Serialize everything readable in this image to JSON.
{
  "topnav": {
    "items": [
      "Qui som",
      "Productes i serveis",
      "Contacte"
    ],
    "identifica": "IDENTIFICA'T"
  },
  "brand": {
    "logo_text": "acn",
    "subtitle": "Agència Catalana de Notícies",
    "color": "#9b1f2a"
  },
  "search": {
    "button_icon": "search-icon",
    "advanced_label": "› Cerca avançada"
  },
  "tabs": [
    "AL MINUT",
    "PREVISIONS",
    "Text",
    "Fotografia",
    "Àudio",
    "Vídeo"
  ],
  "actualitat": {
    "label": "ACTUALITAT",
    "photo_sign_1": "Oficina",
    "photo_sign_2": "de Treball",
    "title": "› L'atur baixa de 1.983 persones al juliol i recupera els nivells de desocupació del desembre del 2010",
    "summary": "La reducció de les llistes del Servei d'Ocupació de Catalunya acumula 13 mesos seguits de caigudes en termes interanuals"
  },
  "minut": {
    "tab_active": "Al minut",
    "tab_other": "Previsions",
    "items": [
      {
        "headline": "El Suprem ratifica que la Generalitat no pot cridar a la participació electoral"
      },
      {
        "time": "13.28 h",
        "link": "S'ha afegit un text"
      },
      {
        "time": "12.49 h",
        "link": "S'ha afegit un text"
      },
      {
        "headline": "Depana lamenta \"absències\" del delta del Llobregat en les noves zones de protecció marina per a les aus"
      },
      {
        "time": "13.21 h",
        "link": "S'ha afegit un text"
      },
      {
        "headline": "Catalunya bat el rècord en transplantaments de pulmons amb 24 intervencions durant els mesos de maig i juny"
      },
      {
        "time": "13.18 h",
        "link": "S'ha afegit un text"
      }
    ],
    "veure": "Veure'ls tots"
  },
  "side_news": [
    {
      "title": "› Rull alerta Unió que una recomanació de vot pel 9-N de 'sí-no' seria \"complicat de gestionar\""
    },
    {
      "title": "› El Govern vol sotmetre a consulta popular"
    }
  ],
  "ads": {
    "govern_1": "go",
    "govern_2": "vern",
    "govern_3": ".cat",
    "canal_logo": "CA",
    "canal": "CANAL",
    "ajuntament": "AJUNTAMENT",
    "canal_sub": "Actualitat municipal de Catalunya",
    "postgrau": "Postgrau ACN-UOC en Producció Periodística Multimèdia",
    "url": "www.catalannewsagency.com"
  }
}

- [Exercise goal]: Print every record above exactly as written.

- [The result]:
Serialize everything readable in this image to JSON.
{
  "topnav": {
    "items": [
      "Qui som",
      "Productes i serveis",
      "Contacte"
    ],
    "identifica": "IDENTIFICA'T"
  },
  "brand": {
    "logo_text": "acn",
    "subtitle": "Agència Catalana de Notícies",
    "color": "#9b1f2a"
  },
  "search": {
    "button_icon": "search-icon",
    "advanced_label": "› Cerca avançada"
  },
  "tabs": [
    "AL MINUT",
    "PREVISIONS",
    "Text",
    "Fotografia",
    "Àudio",
    "Vídeo"
  ],
  "actualitat": {
    "label": "ACTUALITAT",
    "photo_sign_1": "Oficina",
    "photo_sign_2": "de Treball",
    "title": "› L'atur baixa de 1.983 persones al juliol i recupera els nivells de desocupació del desembre del 2010",
    "summary": "La reducció de les llistes del Servei d'Ocupació de Catalunya acumula 13 mesos seguits de caigudes en termes interanuals"
  },
  "minut": {
    "tab_active": "Al minut",
    "tab_other": "Previsions",
    "items": [
      {
        "headline": "El Suprem ratifica que la Generalitat no pot cridar a la participació electoral"
      },
      {
        "time": "13.28 h",
        "link": "S'ha afegit un text"
      },
      {
        "time": "12.49 h",
        "link": "S'ha afegit un text"
      },
      {
        "headline": "Depana lamenta \"absències\" del delta del Llobregat en les noves zones de protecció marina per a les aus"
      },
      {
        "time": "13.21 h",
        "link": "S'ha afegit un text"
      },
      {
        "headline": "Catalunya bat el rècord en transplantaments de pulmons amb 24 intervencions durant els mesos de maig i juny"
      },
      {
        "time": "13.18 h",
        "link": "S'ha afegit un text"
      }
    ],
    "veure": "Veure'ls tots"
  },
  "side_news": [
    {
      "title": "› Rull alerta Unió que una recomanació de vot pel 9-N de 'sí-no' seria \"complicat de gestionar\""
    },
    {
      "title": "› El Govern vol sotmetre a consulta popular"
    }
  ],
  "ads": {
    "govern_1": "go",
    "govern_2": "vern",
    "govern_3": ".cat",
    "canal_logo": "CA",
    "canal": "CANAL",
    "ajuntament": "AJUNTAMENT",
    "canal_sub": "Actualitat municipal de Catalunya",
    "postgrau": "Postgrau ACN-UOC en Producció Periodística Multimèdia",
    "url": "www.catalannewsagency.com"
  }
}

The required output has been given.